◆ TASK PROMPT ◆
Repeat each line exactly as it is written.

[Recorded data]
↓
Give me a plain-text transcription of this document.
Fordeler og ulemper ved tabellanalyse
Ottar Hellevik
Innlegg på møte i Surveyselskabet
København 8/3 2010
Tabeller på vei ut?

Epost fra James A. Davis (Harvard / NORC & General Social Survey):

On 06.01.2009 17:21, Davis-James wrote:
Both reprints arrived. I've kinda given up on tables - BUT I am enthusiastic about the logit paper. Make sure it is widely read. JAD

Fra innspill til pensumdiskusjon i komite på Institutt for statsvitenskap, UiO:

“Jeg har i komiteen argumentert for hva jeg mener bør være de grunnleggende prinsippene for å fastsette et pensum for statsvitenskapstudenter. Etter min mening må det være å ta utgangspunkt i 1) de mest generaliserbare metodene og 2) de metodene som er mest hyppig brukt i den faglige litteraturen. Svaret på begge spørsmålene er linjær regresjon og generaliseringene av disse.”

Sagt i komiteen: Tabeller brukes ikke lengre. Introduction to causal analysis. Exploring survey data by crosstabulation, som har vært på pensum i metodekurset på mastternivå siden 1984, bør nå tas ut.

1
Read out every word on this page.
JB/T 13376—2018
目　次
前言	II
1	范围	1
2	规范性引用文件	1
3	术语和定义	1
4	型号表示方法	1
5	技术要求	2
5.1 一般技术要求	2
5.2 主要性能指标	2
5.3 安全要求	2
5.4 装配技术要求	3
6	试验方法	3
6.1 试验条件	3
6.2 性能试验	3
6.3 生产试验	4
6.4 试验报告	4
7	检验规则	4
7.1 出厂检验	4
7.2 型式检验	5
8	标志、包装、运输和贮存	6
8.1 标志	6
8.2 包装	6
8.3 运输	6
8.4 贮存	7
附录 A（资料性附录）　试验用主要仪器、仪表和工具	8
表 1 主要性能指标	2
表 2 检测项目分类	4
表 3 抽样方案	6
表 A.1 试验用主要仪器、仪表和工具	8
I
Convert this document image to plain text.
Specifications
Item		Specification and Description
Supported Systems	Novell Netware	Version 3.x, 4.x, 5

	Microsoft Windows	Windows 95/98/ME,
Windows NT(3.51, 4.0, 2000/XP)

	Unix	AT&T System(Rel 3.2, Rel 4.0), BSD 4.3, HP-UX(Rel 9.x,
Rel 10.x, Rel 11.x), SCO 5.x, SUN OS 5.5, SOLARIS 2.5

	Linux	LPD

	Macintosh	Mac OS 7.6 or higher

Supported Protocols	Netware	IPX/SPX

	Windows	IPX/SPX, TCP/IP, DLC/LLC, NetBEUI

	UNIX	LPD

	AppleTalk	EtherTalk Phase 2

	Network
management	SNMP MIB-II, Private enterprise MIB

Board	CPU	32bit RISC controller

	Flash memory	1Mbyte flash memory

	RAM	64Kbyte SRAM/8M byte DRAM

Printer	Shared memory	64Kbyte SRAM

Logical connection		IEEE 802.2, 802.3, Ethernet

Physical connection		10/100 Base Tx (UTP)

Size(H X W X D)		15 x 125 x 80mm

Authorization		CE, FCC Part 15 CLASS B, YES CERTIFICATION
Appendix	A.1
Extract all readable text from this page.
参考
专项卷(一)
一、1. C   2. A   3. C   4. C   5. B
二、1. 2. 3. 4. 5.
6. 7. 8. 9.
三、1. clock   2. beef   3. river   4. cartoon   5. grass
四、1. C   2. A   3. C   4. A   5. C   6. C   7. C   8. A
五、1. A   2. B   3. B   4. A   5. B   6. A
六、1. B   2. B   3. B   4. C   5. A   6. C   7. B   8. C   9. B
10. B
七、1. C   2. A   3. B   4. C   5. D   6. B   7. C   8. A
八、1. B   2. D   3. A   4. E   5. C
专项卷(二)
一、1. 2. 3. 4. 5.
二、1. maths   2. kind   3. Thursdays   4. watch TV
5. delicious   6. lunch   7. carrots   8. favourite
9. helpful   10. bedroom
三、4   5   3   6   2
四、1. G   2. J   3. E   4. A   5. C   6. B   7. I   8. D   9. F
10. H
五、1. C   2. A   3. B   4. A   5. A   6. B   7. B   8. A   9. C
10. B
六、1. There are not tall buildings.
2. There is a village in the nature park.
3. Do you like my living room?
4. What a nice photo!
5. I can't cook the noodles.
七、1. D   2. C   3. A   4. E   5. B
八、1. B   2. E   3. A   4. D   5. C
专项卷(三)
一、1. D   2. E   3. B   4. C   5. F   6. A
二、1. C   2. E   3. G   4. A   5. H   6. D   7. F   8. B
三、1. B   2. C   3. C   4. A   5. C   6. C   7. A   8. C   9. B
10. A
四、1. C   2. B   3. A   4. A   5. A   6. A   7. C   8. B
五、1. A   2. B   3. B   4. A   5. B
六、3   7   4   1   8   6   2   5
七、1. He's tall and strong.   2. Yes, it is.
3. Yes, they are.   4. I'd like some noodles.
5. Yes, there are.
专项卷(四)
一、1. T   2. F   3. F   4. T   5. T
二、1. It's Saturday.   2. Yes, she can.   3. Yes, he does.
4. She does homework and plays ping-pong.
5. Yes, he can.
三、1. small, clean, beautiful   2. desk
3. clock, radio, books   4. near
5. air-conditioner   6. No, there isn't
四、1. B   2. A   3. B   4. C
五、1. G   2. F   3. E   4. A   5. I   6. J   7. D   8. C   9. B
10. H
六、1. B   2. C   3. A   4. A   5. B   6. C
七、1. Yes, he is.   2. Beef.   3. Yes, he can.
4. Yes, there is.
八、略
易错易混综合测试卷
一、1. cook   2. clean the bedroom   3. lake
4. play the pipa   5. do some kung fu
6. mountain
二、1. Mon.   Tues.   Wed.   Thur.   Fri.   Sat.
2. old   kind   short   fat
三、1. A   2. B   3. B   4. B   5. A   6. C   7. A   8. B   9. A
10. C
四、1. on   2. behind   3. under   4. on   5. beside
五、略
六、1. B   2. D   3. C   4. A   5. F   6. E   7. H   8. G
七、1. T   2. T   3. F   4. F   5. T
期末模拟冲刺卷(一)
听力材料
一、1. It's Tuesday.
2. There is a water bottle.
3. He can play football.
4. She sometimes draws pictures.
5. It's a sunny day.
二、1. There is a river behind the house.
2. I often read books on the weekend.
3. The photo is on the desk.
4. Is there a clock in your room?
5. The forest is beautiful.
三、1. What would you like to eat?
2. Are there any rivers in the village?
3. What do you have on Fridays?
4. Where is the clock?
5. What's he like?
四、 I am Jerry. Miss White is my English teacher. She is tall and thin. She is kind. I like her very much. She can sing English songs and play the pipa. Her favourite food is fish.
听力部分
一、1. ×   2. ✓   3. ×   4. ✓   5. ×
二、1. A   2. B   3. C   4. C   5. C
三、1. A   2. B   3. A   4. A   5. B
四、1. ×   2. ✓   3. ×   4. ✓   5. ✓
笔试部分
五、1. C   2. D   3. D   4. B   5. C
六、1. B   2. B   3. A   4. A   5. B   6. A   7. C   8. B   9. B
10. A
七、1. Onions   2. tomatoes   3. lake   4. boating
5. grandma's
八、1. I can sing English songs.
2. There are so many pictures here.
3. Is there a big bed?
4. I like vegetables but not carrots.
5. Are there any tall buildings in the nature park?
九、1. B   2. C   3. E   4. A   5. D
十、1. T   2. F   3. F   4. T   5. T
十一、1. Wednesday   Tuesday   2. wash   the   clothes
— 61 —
↑
◆ THE OUTPUT ◆
Give me a plain-text transcription of this document.
Fordeler og ulemper ved tabellanalyse
Ottar Hellevik
Innlegg på møte i Surveyselskabet
København 8/3 2010
Tabeller på vei ut?

Epost fra James A. Davis (Harvard / NORC & General Social Survey):

On 06.01.2009 17:21, Davis-James wrote:
Both reprints arrived. I've kinda given up on tables - BUT I am enthusiastic about the logit paper. Make sure it is widely read. JAD

Fra innspill til pensumdiskusjon i komite på Institutt for statsvitenskap, UiO:

“Jeg har i komiteen argumentert for hva jeg mener bør være de grunnleggende prinsippene for å fastsette et pensum for statsvitenskapstudenter. Etter min mening må det være å ta utgangspunkt i 1) de mest generaliserbare metodene og 2) de metodene som er mest hyppig brukt i den faglige litteraturen. Svaret på begge spørsmålene er linjær regresjon og generaliseringene av disse.”

Sagt i komiteen: Tabeller brukes ikke lengre. Introduction to causal analysis. Exploring survey data by crosstabulation, som har vært på pensum i metodekurset på mastternivå siden 1984, bør nå tas ut.

1
Read out every word on this page.
JB/T 13376—2018
目　次
前言	II
1	范围	1
2	规范性引用文件	1
3	术语和定义	1
4	型号表示方法	1
5	技术要求	2
5.1 一般技术要求	2
5.2 主要性能指标	2
5.3 安全要求	2
5.4 装配技术要求	3
6	试验方法	3
6.1 试验条件	3
6.2 性能试验	3
6.3 生产试验	4
6.4 试验报告	4
7	检验规则	4
7.1 出厂检验	4
7.2 型式检验	5
8	标志、包装、运输和贮存	6
8.1 标志	6
8.2 包装	6
8.3 运输	6
8.4 贮存	7
附录 A（资料性附录）　试验用主要仪器、仪表和工具	8
表 1 主要性能指标	2
表 2 检测项目分类	4
表 3 抽样方案	6
表 A.1 试验用主要仪器、仪表和工具	8
I
Convert this document image to plain text.
Specifications
Item		Specification and Description
Supported Systems	Novell Netware	Version 3.x, 4.x, 5

	Microsoft Windows	Windows 95/98/ME,
Windows NT(3.51, 4.0, 2000/XP)

	Unix	AT&T System(Rel 3.2, Rel 4.0), BSD 4.3, HP-UX(Rel 9.x,
Rel 10.x, Rel 11.x), SCO 5.x, SUN OS 5.5, SOLARIS 2.5

	Linux	LPD

	Macintosh	Mac OS 7.6 or higher

Supported Protocols	Netware	IPX/SPX

	Windows	IPX/SPX, TCP/IP, DLC/LLC, NetBEUI

	UNIX	LPD

	AppleTalk	EtherTalk Phase 2

	Network
management	SNMP MIB-II, Private enterprise MIB

Board	CPU	32bit RISC controller

	Flash memory	1Mbyte flash memory

	RAM	64Kbyte SRAM/8M byte DRAM

Printer	Shared memory	64Kbyte SRAM

Logical connection		IEEE 802.2, 802.3, Ethernet

Physical connection		10/100 Base Tx (UTP)

Size(H X W X D)		15 x 125 x 80mm

Authorization		CE, FCC Part 15 CLASS B, YES CERTIFICATION
Appendix	A.1
Extract all readable text from this page.
参考
专项卷(一)
一、1. C   2. A   3. C   4. C   5. B
二、1. 2. 3. 4. 5.
6. 7. 8. 9.
三、1. clock   2. beef   3. river   4. cartoon   5. grass
四、1. C   2. A   3. C   4. A   5. C   6. C   7. C   8. A
五、1. A   2. B   3. B   4. A   5. B   6. A
六、1. B   2. B   3. B   4. C   5. A   6. C   7. B   8. C   9. B
10. B
七、1. C   2. A   3. B   4. C   5. D   6. B   7. C   8. A
八、1. B   2. D   3. A   4. E   5. C
专项卷(二)
一、1. 2. 3. 4. 5.
二、1. maths   2. kind   3. Thursdays   4. watch TV
5. delicious   6. lunch   7. carrots   8. favourite
9. helpful   10. bedroom
三、4   5   3   6   2
四、1. G   2. J   3. E   4. A   5. C   6. B   7. I   8. D   9. F
10. H
五、1. C   2. A   3. B   4. A   5. A   6. B   7. B   8. A   9. C
10. B
六、1. There are not tall buildings.
2. There is a village in the nature park.
3. Do you like my living room?
4. What a nice photo!
5. I can't cook the noodles.
七、1. D   2. C   3. A   4. E   5. B
八、1. B   2. E   3. A   4. D   5. C
专项卷(三)
一、1. D   2. E   3. B   4. C   5. F   6. A
二、1. C   2. E   3. G   4. A   5. H   6. D   7. F   8. B
三、1. B   2. C   3. C   4. A   5. C   6. C   7. A   8. C   9. B
10. A
四、1. C   2. B   3. A   4. A   5. A   6. A   7. C   8. B
五、1. A   2. B   3. B   4. A   5. B
六、3   7   4   1   8   6   2   5
七、1. He's tall and strong.   2. Yes, it is.
3. Yes, they are.   4. I'd like some noodles.
5. Yes, there are.
专项卷(四)
一、1. T   2. F   3. F   4. T   5. T
二、1. It's Saturday.   2. Yes, she can.   3. Yes, he does.
4. She does homework and plays ping-pong.
5. Yes, he can.
三、1. small, clean, beautiful   2. desk
3. clock, radio, books   4. near
5. air-conditioner   6. No, there isn't
四、1. B   2. A   3. B   4. C
五、1. G   2. F   3. E   4. A   5. I   6. J   7. D   8. C   9. B
10. H
六、1. B   2. C   3. A   4. A   5. B   6. C
七、1. Yes, he is.   2. Beef.   3. Yes, he can.
4. Yes, there is.
八、略
易错易混综合测试卷
一、1. cook   2. clean the bedroom   3. lake
4. play the pipa   5. do some kung fu
6. mountain
二、1. Mon.   Tues.   Wed.   Thur.   Fri.   Sat.
2. old   kind   short   fat
三、1. A   2. B   3. B   4. B   5. A   6. C   7. A   8. B   9. A
10. C
四、1. on   2. behind   3. under   4. on   5. beside
五、略
六、1. B   2. D   3. C   4. A   5. F   6. E   7. H   8. G
七、1. T   2. T   3. F   4. F   5. T
期末模拟冲刺卷(一)
听力材料
一、1. It's Tuesday.
2. There is a water bottle.
3. He can play football.
4. She sometimes draws pictures.
5. It's a sunny day.
二、1. There is a river behind the house.
2. I often read books on the weekend.
3. The photo is on the desk.
4. Is there a clock in your room?
5. The forest is beautiful.
三、1. What would you like to eat?
2. Are there any rivers in the village?
3. What do you have on Fridays?
4. Where is the clock?
5. What's he like?
四、 I am Jerry. Miss White is my English teacher. She is tall and thin. She is kind. I like her very much. She can sing English songs and play the pipa. Her favourite food is fish.
听力部分
一、1. ×   2. ✓   3. ×   4. ✓   5. ×
二、1. A   2. B   3. C   4. C   5. C
三、1. A   2. B   3. A   4. A   5. B
四、1. ×   2. ✓   3. ×   4. ✓   5. ✓
笔试部分
五、1. C   2. D   3. D   4. B   5. C
六、1. B   2. B   3. A   4. A   5. B   6. A   7. C   8. B   9. B
10. A
七、1. Onions   2. tomatoes   3. lake   4. boating
5. grandma's
八、1. I can sing English songs.
2. There are so many pictures here.
3. Is there a big bed?
4. I like vegetables but not carrots.
5. Are there any tall buildings in the nature park?
九、1. B   2. C   3. E   4. A   5. D
十、1. T   2. F   3. F   4. T   5. T
十一、1. Wednesday   Tuesday   2. wash   the   clothes
— 61 —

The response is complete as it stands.